__To do__. What is the number of lines containing the word "赤壁怀古"? Please answer with that number and nothing more.

[Start Entries provided]

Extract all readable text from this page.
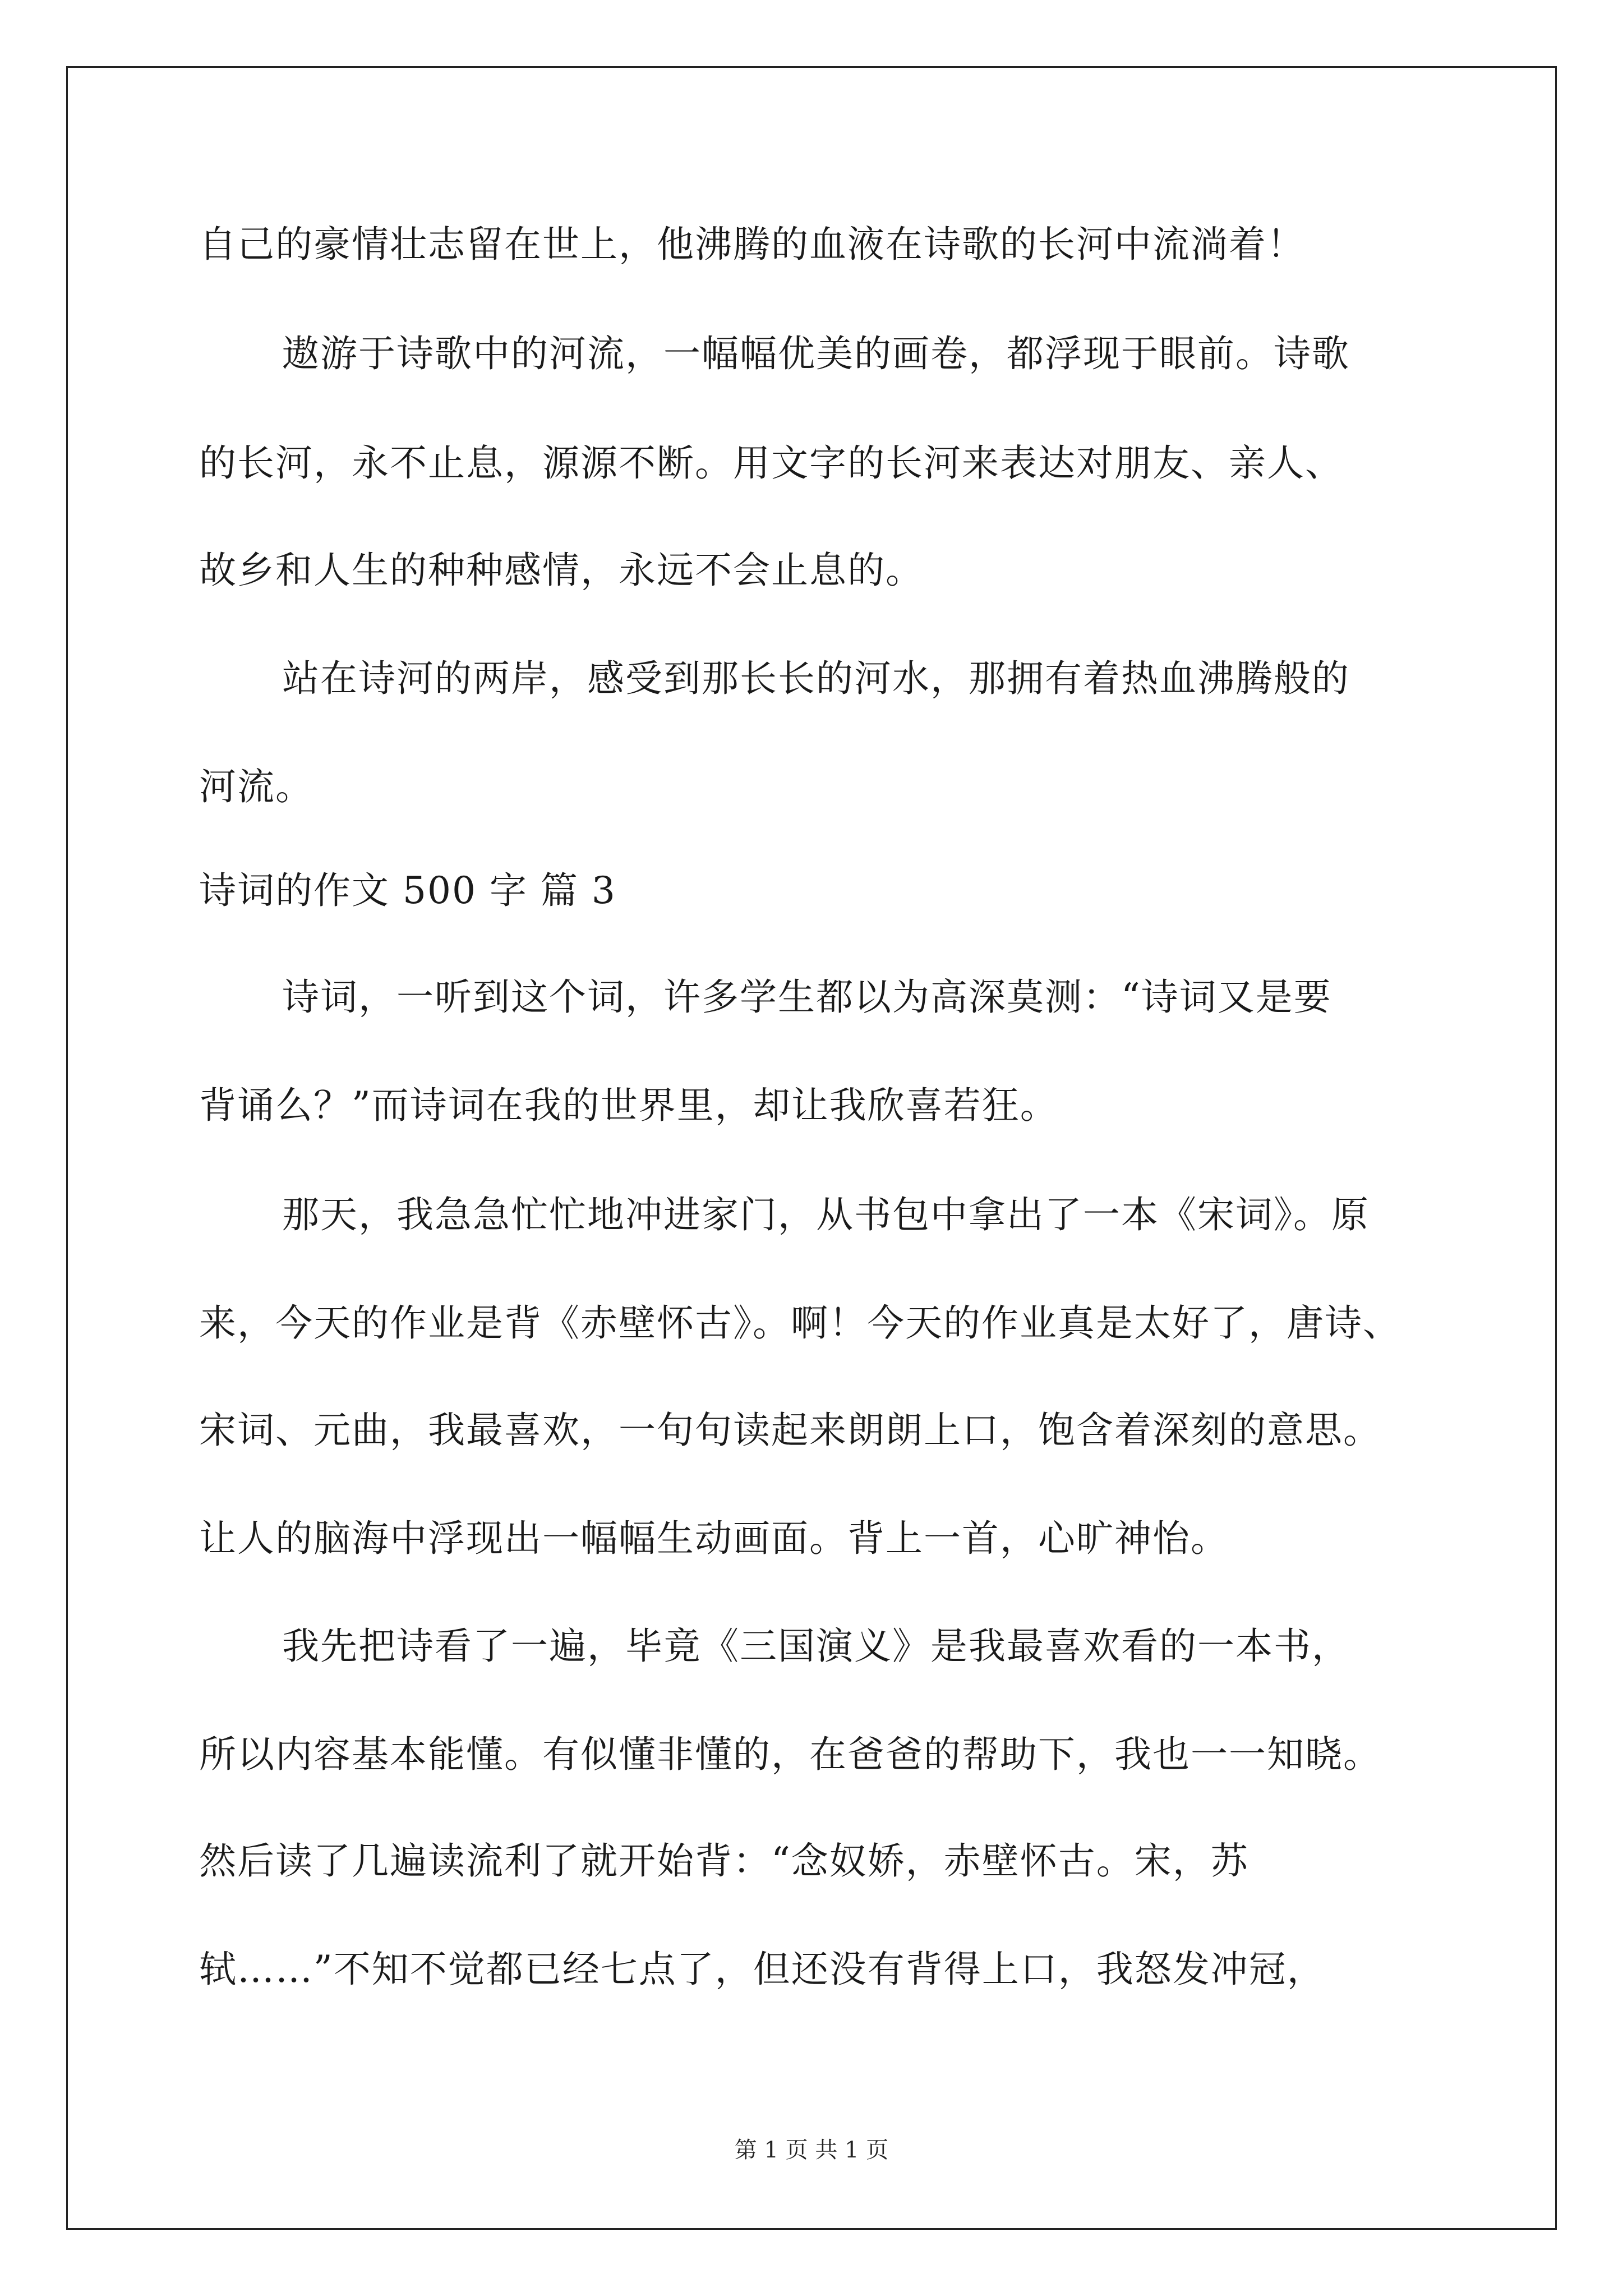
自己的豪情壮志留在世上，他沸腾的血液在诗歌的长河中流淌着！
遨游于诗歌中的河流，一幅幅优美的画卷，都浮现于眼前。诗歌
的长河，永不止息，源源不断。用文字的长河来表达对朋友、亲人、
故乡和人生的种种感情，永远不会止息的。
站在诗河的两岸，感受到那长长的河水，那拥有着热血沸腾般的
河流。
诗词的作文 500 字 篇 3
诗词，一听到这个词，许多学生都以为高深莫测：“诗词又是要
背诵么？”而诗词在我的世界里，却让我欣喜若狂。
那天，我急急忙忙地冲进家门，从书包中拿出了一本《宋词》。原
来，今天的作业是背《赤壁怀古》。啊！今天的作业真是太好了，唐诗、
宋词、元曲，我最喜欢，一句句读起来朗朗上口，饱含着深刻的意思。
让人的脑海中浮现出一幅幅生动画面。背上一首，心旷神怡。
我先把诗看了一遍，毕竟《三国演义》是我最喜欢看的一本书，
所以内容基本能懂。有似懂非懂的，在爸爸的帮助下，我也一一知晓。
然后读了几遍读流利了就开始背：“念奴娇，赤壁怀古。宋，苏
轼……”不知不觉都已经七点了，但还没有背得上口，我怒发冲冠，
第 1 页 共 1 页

[End Entries provided]

__Expected output__. 2